*THE REQUEST*:
The listing below is the input. Say how many of its lines contain "Vasútállomás", giving the number alone.

[Start]

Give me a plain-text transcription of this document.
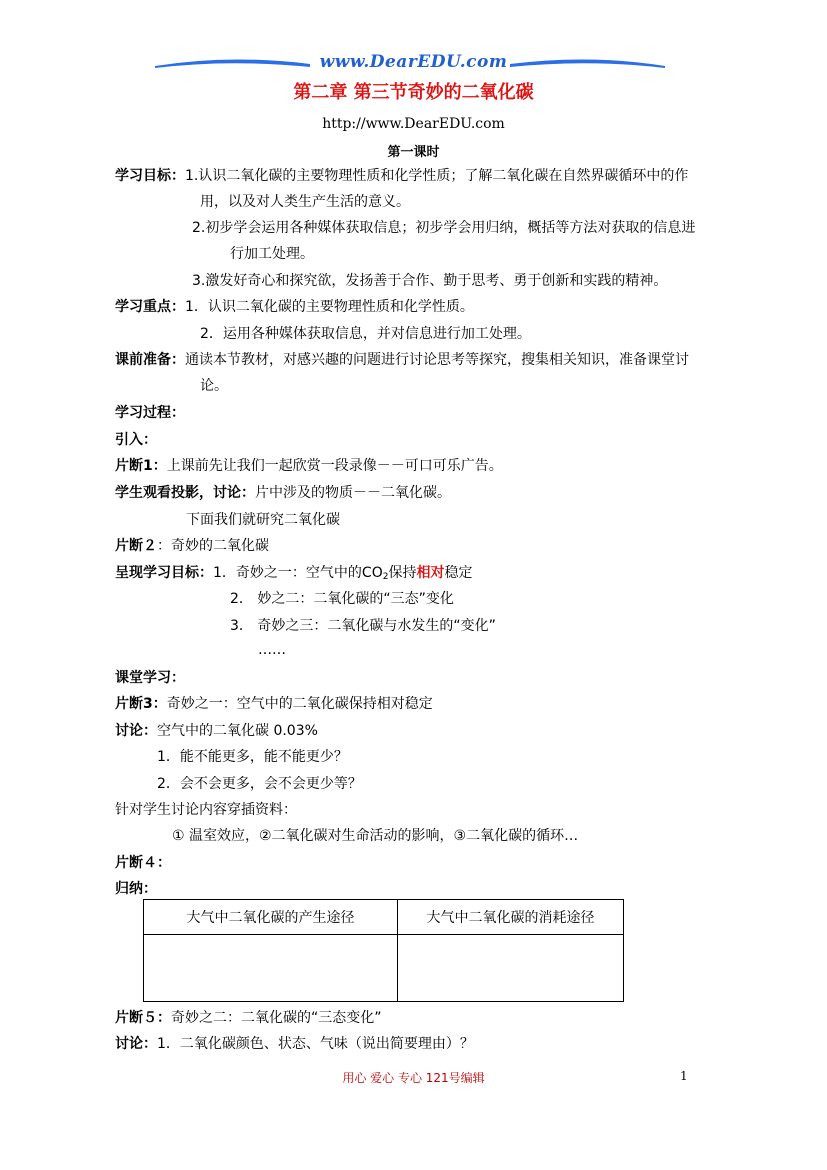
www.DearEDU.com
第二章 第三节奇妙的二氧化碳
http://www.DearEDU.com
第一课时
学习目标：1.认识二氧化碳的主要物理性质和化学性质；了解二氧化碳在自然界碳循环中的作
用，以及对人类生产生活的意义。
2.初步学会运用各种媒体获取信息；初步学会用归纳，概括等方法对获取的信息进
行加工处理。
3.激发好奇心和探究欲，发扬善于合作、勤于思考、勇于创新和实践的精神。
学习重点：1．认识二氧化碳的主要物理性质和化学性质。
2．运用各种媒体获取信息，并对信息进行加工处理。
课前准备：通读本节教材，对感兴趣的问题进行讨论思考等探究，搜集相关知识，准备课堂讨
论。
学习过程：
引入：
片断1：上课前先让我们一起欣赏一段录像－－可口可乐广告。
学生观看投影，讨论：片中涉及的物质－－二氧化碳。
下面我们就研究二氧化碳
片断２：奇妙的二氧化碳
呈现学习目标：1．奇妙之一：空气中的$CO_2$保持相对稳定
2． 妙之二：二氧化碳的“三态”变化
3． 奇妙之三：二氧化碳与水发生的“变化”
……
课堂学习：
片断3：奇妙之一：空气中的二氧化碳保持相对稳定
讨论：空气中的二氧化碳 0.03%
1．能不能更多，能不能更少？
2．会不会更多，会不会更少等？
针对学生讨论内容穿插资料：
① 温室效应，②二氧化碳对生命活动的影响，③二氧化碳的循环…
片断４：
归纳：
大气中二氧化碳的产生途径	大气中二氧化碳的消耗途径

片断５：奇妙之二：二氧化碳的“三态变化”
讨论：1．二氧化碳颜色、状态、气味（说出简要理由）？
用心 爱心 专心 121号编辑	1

[End]
[Start]

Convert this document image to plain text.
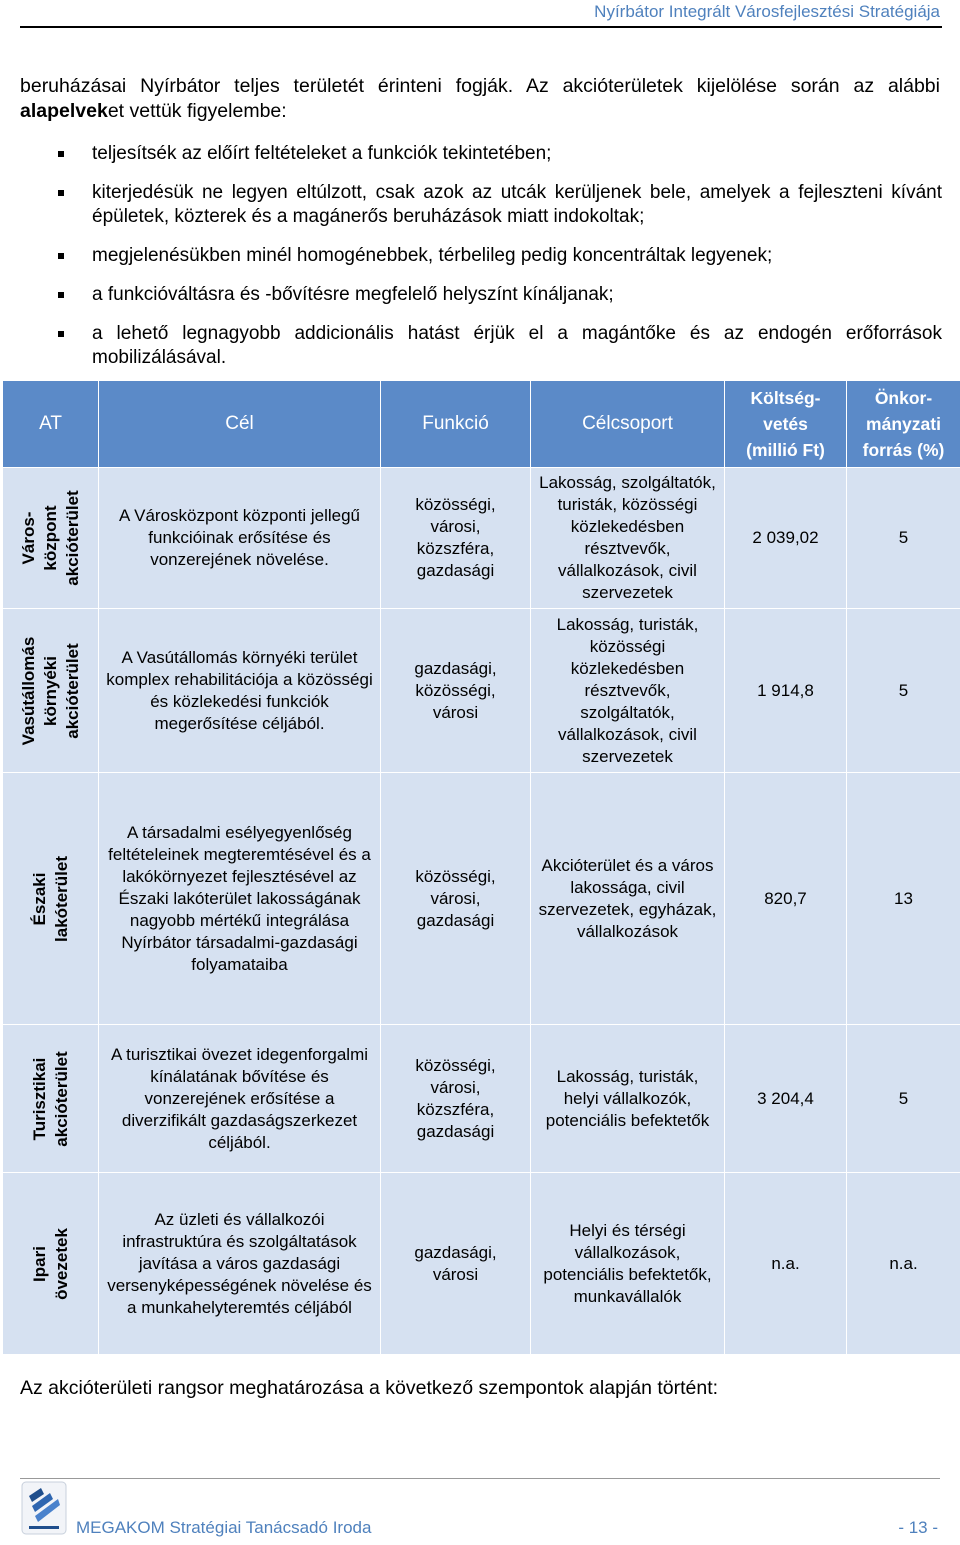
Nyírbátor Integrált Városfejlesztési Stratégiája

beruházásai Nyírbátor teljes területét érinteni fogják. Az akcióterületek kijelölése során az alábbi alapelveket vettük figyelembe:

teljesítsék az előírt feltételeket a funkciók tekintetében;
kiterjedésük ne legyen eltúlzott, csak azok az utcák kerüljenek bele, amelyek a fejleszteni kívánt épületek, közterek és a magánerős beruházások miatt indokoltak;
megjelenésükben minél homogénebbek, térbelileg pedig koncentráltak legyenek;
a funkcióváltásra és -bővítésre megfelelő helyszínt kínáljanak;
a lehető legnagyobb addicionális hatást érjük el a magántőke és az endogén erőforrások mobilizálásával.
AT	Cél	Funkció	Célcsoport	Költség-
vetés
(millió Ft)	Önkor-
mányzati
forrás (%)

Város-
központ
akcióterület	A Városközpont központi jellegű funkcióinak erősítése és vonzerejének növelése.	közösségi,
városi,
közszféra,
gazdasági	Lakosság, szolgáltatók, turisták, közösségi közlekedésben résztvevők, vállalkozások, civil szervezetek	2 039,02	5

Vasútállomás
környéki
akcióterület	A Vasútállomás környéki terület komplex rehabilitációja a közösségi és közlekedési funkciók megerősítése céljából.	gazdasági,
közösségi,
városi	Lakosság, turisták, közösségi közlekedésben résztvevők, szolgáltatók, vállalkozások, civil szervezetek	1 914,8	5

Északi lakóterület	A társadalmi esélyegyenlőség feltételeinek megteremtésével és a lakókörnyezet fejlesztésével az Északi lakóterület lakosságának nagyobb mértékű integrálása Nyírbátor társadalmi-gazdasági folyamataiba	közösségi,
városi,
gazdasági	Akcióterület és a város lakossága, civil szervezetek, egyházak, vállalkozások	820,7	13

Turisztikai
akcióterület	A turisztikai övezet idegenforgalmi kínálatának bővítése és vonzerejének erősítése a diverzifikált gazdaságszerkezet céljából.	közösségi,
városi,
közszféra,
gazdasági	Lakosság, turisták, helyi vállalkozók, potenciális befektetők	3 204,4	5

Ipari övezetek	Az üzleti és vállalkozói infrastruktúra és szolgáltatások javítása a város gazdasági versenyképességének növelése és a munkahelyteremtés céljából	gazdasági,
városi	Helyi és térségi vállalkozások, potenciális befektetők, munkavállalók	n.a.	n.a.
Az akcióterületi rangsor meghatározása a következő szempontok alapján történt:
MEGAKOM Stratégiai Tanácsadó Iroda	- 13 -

[End]
[Start]

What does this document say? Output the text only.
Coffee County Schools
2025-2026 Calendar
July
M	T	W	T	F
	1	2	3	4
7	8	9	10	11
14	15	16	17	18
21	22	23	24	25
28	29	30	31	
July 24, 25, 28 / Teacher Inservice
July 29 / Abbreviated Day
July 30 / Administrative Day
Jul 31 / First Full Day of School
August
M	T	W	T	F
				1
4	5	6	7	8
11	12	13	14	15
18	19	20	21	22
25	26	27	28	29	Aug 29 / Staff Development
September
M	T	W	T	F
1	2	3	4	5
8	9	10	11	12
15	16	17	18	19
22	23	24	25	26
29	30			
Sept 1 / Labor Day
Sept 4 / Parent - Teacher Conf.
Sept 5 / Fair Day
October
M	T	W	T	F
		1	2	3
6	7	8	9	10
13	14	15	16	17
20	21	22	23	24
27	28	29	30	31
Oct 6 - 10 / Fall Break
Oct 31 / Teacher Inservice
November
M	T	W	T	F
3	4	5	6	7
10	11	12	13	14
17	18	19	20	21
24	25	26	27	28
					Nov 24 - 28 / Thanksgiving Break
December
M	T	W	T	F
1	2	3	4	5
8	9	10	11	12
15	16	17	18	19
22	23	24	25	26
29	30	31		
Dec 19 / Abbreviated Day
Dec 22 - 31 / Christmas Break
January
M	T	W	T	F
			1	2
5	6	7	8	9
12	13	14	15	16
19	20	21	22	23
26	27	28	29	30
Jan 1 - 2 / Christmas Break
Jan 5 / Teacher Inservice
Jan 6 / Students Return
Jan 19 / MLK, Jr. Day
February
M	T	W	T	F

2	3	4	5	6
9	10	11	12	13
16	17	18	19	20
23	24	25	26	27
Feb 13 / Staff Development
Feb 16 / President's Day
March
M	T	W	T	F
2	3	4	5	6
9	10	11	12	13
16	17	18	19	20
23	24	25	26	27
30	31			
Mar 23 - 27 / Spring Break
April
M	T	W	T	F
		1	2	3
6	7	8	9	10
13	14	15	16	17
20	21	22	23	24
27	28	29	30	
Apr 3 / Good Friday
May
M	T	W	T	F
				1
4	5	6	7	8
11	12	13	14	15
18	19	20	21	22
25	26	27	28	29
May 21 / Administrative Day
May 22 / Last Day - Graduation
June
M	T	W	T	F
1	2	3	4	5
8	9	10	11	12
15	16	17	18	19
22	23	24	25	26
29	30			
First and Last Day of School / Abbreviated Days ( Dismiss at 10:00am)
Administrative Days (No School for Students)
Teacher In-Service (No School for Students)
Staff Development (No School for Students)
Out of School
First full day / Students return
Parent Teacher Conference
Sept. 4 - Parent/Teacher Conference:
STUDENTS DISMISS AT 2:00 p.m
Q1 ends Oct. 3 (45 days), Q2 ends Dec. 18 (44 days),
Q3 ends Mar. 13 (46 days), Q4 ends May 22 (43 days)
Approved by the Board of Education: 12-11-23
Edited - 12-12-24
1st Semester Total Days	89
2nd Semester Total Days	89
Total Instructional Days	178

[End]

*EXERCISE RESPONSE*:
2